* _Written task_
Here are some records. Copy each one exactly.

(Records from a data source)
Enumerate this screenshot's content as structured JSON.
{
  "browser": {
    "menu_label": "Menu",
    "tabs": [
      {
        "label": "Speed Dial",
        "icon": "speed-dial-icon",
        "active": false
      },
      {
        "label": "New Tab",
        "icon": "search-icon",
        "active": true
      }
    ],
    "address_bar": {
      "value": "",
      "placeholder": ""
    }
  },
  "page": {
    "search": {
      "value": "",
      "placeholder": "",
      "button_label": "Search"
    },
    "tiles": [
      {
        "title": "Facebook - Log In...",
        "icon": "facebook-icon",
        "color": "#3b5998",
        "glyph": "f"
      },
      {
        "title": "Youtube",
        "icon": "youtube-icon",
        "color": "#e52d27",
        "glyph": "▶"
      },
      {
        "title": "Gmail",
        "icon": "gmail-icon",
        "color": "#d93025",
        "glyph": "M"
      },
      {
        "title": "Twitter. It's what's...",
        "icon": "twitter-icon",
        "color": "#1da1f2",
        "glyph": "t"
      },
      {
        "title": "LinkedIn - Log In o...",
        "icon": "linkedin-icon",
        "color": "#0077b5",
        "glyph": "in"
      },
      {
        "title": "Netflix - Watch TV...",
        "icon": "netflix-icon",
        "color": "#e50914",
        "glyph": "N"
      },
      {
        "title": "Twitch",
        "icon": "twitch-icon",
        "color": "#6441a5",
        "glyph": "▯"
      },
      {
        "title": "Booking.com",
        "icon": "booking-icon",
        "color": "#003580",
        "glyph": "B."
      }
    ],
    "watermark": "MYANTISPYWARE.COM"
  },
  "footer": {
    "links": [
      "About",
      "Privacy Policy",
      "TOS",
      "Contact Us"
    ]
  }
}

* _Response to the exercise_
Enumerate this screenshot's content as structured JSON.
{
  "browser": {
    "menu_label": "Menu",
    "tabs": [
      {
        "label": "Speed Dial",
        "icon": "speed-dial-icon",
        "active": false
      },
      {
        "label": "New Tab",
        "icon": "search-icon",
        "active": true
      }
    ],
    "address_bar": {
      "value": "",
      "placeholder": ""
    }
  },
  "page": {
    "search": {
      "value": "",
      "placeholder": "",
      "button_label": "Search"
    },
    "tiles": [
      {
        "title": "Facebook - Log In...",
        "icon": "facebook-icon",
        "color": "#3b5998",
        "glyph": "f"
      },
      {
        "title": "Youtube",
        "icon": "youtube-icon",
        "color": "#e52d27",
        "glyph": "▶"
      },
      {
        "title": "Gmail",
        "icon": "gmail-icon",
        "color": "#d93025",
        "glyph": "M"
      },
      {
        "title": "Twitter. It's what's...",
        "icon": "twitter-icon",
        "color": "#1da1f2",
        "glyph": "t"
      },
      {
        "title": "LinkedIn - Log In o...",
        "icon": "linkedin-icon",
        "color": "#0077b5",
        "glyph": "in"
      },
      {
        "title": "Netflix - Watch TV...",
        "icon": "netflix-icon",
        "color": "#e50914",
        "glyph": "N"
      },
      {
        "title": "Twitch",
        "icon": "twitch-icon",
        "color": "#6441a5",
        "glyph": "▯"
      },
      {
        "title": "Booking.com",
        "icon": "booking-icon",
        "color": "#003580",
        "glyph": "B."
      }
    ],
    "watermark": "MYANTISPYWARE.COM"
  },
  "footer": {
    "links": [
      "About",
      "Privacy Policy",
      "TOS",
      "Contact Us"
    ]
  }
}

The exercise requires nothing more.